◆ Data excerpts
* BEGIN *
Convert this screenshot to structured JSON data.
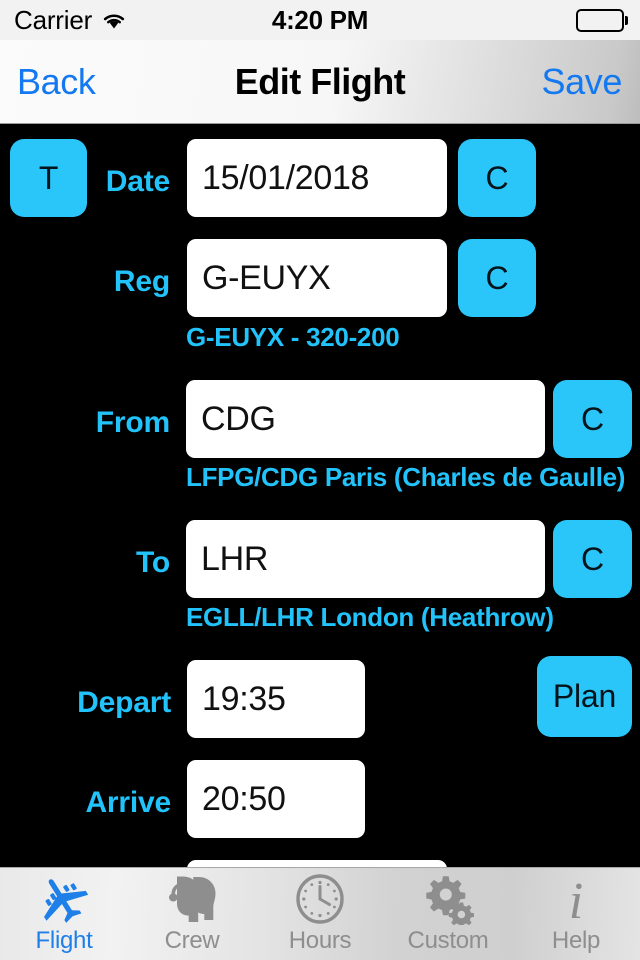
{
  "status_bar": {
    "carrier": "Carrier",
    "wifi_icon": "wifi-icon",
    "time": "4:20 PM",
    "battery_icon": "battery-full-icon"
  },
  "nav_bar": {
    "back_label": "Back",
    "title": "Edit Flight",
    "save_label": "Save"
  },
  "form": {
    "total_button_label": "T",
    "rows": [
      {
        "label": "Date",
        "value": "15/01/2018",
        "button_label": "C",
        "note": ""
      },
      {
        "label": "Reg",
        "value": "G-EUYX",
        "button_label": "C",
        "note": "G-EUYX - 320-200"
      },
      {
        "label": "From",
        "value": "CDG",
        "button_label": "C",
        "note": "LFPG/CDG Paris (Charles de Gaulle)"
      },
      {
        "label": "To",
        "value": "LHR",
        "button_label": "C",
        "note": "EGLL/LHR London (Heathrow)"
      },
      {
        "label": "Depart",
        "value": "19:35",
        "button_label": "Plan",
        "note": ""
      },
      {
        "label": "Arrive",
        "value": "20:50",
        "button_label": "",
        "note": ""
      }
    ]
  },
  "tab_bar": {
    "tabs": [
      {
        "label": "Flight",
        "icon": "airplane-icon",
        "active": true
      },
      {
        "label": "Crew",
        "icon": "crew-headset-icon",
        "active": false
      },
      {
        "label": "Hours",
        "icon": "clock-icon",
        "active": false
      },
      {
        "label": "Custom",
        "icon": "gears-icon",
        "active": false
      },
      {
        "label": "Help",
        "icon": "info-i-icon",
        "active": false
      }
    ]
  },
  "colors": {
    "accent_cyan": "#2ac6fa",
    "label_cyan": "#22c2fa",
    "nav_link_blue": "#1479f0",
    "tab_active_blue": "#1e7fe8",
    "tab_inactive_gray": "#8e8e8e",
    "background": "#000000"
  }
}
* END *
◆ TASK OBJECTIVE
Repeat each entry exactly as given; no pictures belong in the copy.

◆ EXPECTED OUTPUT
Convert this screenshot to structured JSON data.
{
  "status_bar": {
    "carrier": "Carrier",
    "wifi_icon": "wifi-icon",
    "time": "4:20 PM",
    "battery_icon": "battery-full-icon"
  },
  "nav_bar": {
    "back_label": "Back",
    "title": "Edit Flight",
    "save_label": "Save"
  },
  "form": {
    "total_button_label": "T",
    "rows": [
      {
        "label": "Date",
        "value": "15/01/2018",
        "button_label": "C",
        "note": ""
      },
      {
        "label": "Reg",
        "value": "G-EUYX",
        "button_label": "C",
        "note": "G-EUYX - 320-200"
      },
      {
        "label": "From",
        "value": "CDG",
        "button_label": "C",
        "note": "LFPG/CDG Paris (Charles de Gaulle)"
      },
      {
        "label": "To",
        "value": "LHR",
        "button_label": "C",
        "note": "EGLL/LHR London (Heathrow)"
      },
      {
        "label": "Depart",
        "value": "19:35",
        "button_label": "Plan",
        "note": ""
      },
      {
        "label": "Arrive",
        "value": "20:50",
        "button_label": "",
        "note": ""
      }
    ]
  },
  "tab_bar": {
    "tabs": [
      {
        "label": "Flight",
        "icon": "airplane-icon",
        "active": true
      },
      {
        "label": "Crew",
        "icon": "crew-headset-icon",
        "active": false
      },
      {
        "label": "Hours",
        "icon": "clock-icon",
        "active": false
      },
      {
        "label": "Custom",
        "icon": "gears-icon",
        "active": false
      },
      {
        "label": "Help",
        "icon": "info-i-icon",
        "active": false
      }
    ]
  },
  "colors": {
    "accent_cyan": "#2ac6fa",
    "label_cyan": "#22c2fa",
    "nav_link_blue": "#1479f0",
    "tab_active_blue": "#1e7fe8",
    "tab_inactive_gray": "#8e8e8e",
    "background": "#000000"
  }
}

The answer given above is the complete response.